* WHAT THE TASK ASKS *
Write out the data below in full, unchanged, minus the images.

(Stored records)

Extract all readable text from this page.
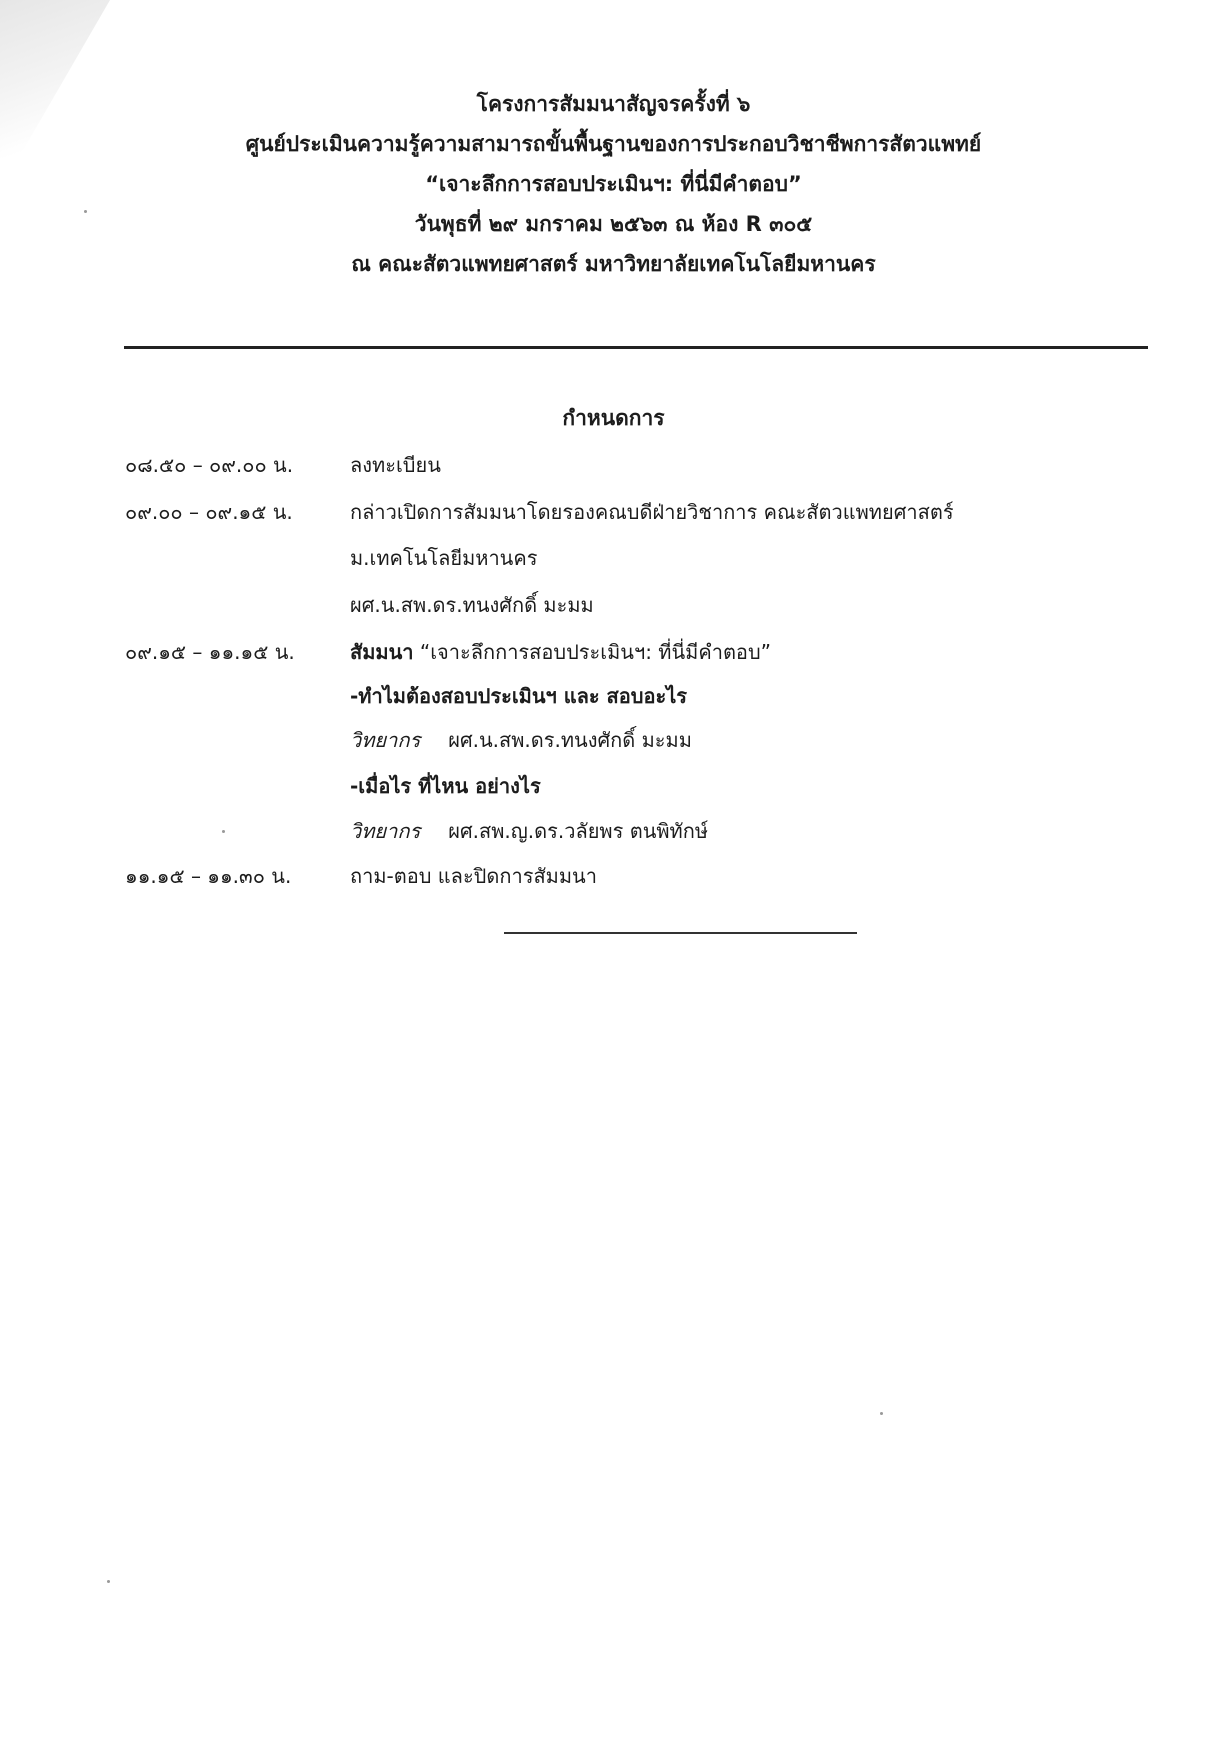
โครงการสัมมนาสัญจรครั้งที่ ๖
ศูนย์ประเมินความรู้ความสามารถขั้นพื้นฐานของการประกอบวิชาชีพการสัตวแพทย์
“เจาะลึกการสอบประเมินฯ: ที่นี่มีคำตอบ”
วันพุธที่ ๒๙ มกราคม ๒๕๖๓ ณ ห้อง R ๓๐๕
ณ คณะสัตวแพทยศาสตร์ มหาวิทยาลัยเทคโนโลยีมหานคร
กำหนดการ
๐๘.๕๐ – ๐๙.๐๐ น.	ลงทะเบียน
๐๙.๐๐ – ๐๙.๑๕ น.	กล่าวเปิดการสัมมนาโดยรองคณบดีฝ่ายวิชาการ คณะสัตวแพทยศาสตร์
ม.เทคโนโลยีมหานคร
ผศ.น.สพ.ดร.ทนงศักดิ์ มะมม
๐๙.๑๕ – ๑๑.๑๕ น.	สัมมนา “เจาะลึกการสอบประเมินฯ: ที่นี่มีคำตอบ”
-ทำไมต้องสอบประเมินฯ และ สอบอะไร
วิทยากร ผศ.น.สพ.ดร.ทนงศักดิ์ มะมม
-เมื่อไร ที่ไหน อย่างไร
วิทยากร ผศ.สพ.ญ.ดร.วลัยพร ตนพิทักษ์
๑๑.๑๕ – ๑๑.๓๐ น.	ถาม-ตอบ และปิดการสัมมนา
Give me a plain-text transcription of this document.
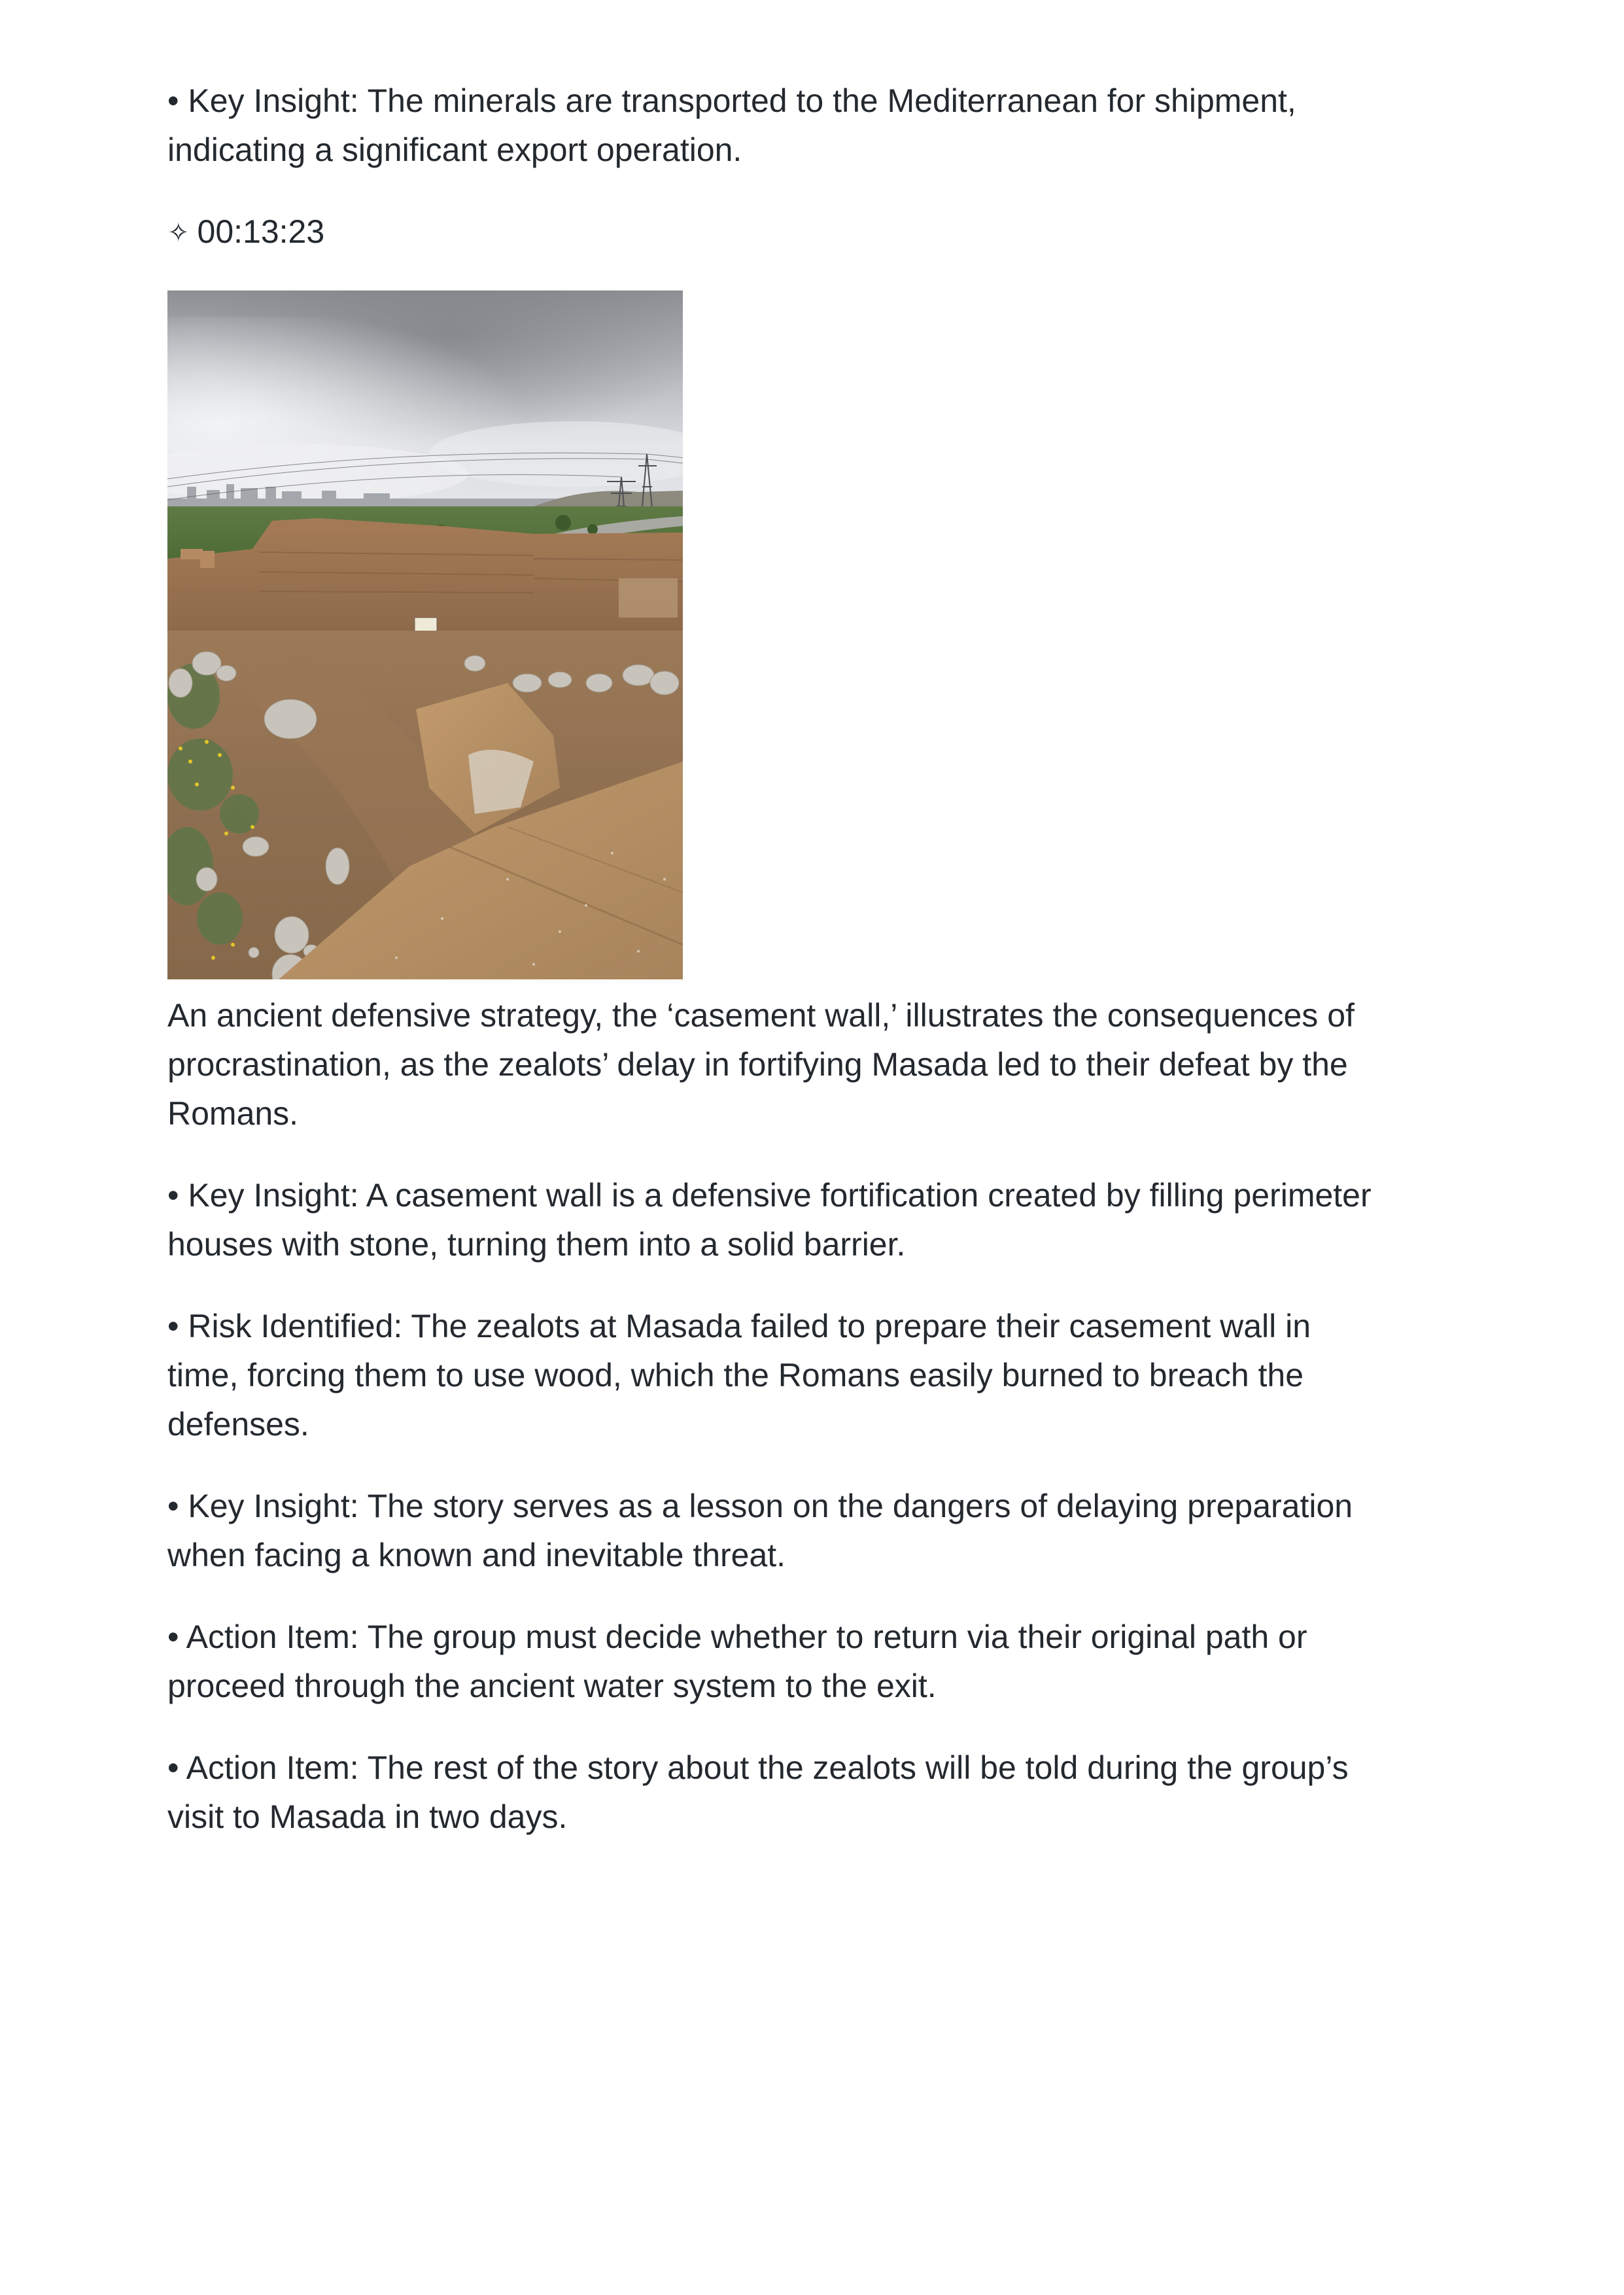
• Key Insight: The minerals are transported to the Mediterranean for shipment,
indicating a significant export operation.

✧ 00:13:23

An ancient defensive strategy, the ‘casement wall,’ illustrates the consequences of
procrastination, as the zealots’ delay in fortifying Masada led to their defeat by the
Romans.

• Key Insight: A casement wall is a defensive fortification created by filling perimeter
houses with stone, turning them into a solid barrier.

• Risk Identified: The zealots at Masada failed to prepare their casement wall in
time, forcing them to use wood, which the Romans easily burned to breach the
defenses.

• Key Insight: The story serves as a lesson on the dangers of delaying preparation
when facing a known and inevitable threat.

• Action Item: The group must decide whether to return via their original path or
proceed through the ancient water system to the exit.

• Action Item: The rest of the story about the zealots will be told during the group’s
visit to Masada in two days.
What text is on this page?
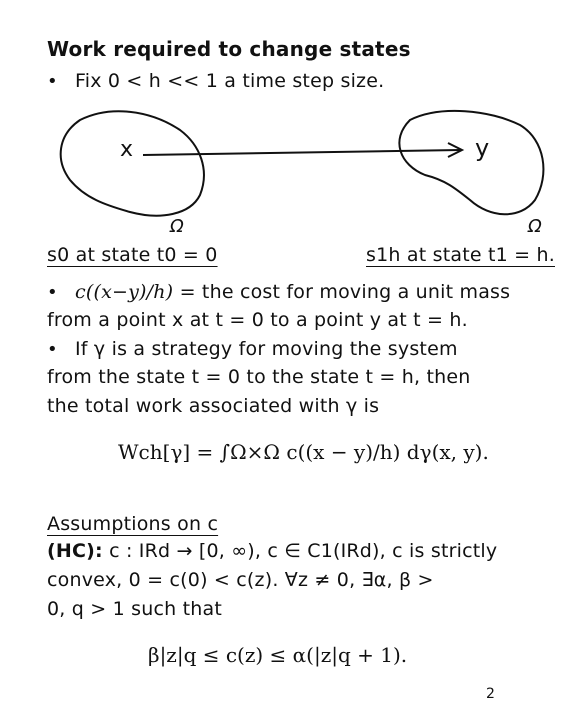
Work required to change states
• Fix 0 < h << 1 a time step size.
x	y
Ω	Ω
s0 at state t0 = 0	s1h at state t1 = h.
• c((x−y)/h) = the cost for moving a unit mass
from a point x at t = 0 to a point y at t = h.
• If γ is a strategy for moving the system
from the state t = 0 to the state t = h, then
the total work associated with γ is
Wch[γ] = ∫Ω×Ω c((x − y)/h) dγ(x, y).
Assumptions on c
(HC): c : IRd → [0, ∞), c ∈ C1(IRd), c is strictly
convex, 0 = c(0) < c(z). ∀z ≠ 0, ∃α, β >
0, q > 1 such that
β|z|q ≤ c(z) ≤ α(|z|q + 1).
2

* PROBLEM SOLUTION *
Extract all readable text from this page.
โครงการสัมมนาสัญจรครั้งที่ ๖
ศูนย์ประเมินความรู้ความสามารถขั้นพื้นฐานของการประกอบวิชาชีพการสัตวแพทย์
“เจาะลึกการสอบประเมินฯ: ที่นี่มีคำตอบ”
วันพุธที่ ๒๙ มกราคม ๒๕๖๓ ณ ห้อง R ๓๐๕
ณ คณะสัตวแพทยศาสตร์ มหาวิทยาลัยเทคโนโลยีมหานคร
กำหนดการ
๐๘.๕๐ – ๐๙.๐๐ น.	ลงทะเบียน
๐๙.๐๐ – ๐๙.๑๕ น.	กล่าวเปิดการสัมมนาโดยรองคณบดีฝ่ายวิชาการ คณะสัตวแพทยศาสตร์
ม.เทคโนโลยีมหานคร
ผศ.น.สพ.ดร.ทนงศักดิ์ มะมม
๐๙.๑๕ – ๑๑.๑๕ น.	สัมมนา “เจาะลึกการสอบประเมินฯ: ที่นี่มีคำตอบ”
-ทำไมต้องสอบประเมินฯ และ สอบอะไร
วิทยากร ผศ.น.สพ.ดร.ทนงศักดิ์ มะมม
-เมื่อไร ที่ไหน อย่างไร
วิทยากร ผศ.สพ.ญ.ดร.วลัยพร ตนพิทักษ์
๑๑.๑๕ – ๑๑.๓๐ น.	ถาม-ตอบ และปิดการสัมมนา
Give me a plain-text transcription of this document.
• Key Insight: The minerals are transported to the Mediterranean for shipment,
indicating a significant export operation.

✧ 00:13:23

An ancient defensive strategy, the ‘casement wall,’ illustrates the consequences of
procrastination, as the zealots’ delay in fortifying Masada led to their defeat by the
Romans.

• Key Insight: A casement wall is a defensive fortification created by filling perimeter
houses with stone, turning them into a solid barrier.

• Risk Identified: The zealots at Masada failed to prepare their casement wall in
time, forcing them to use wood, which the Romans easily burned to breach the
defenses.

• Key Insight: The story serves as a lesson on the dangers of delaying preparation
when facing a known and inevitable threat.

• Action Item: The group must decide whether to return via their original path or
proceed through the ancient water system to the exit.

• Action Item: The rest of the story about the zealots will be told during the group’s
visit to Masada in two days.
What text is on this page?
Work required to change states
• Fix 0 < h << 1 a time step size.
x	y
Ω	Ω
s0 at state t0 = 0	s1h at state t1 = h.
• c((x−y)/h) = the cost for moving a unit mass
from a point x at t = 0 to a point y at t = h.
• If γ is a strategy for moving the system
from the state t = 0 to the state t = h, then
the total work associated with γ is
Wch[γ] = ∫Ω×Ω c((x − y)/h) dγ(x, y).
Assumptions on c
(HC): c : IRd → [0, ∞), c ∈ C1(IRd), c is strictly
convex, 0 = c(0) < c(z). ∀z ≠ 0, ∃α, β >
0, q > 1 such that
β|z|q ≤ c(z) ≤ α(|z|q + 1).
2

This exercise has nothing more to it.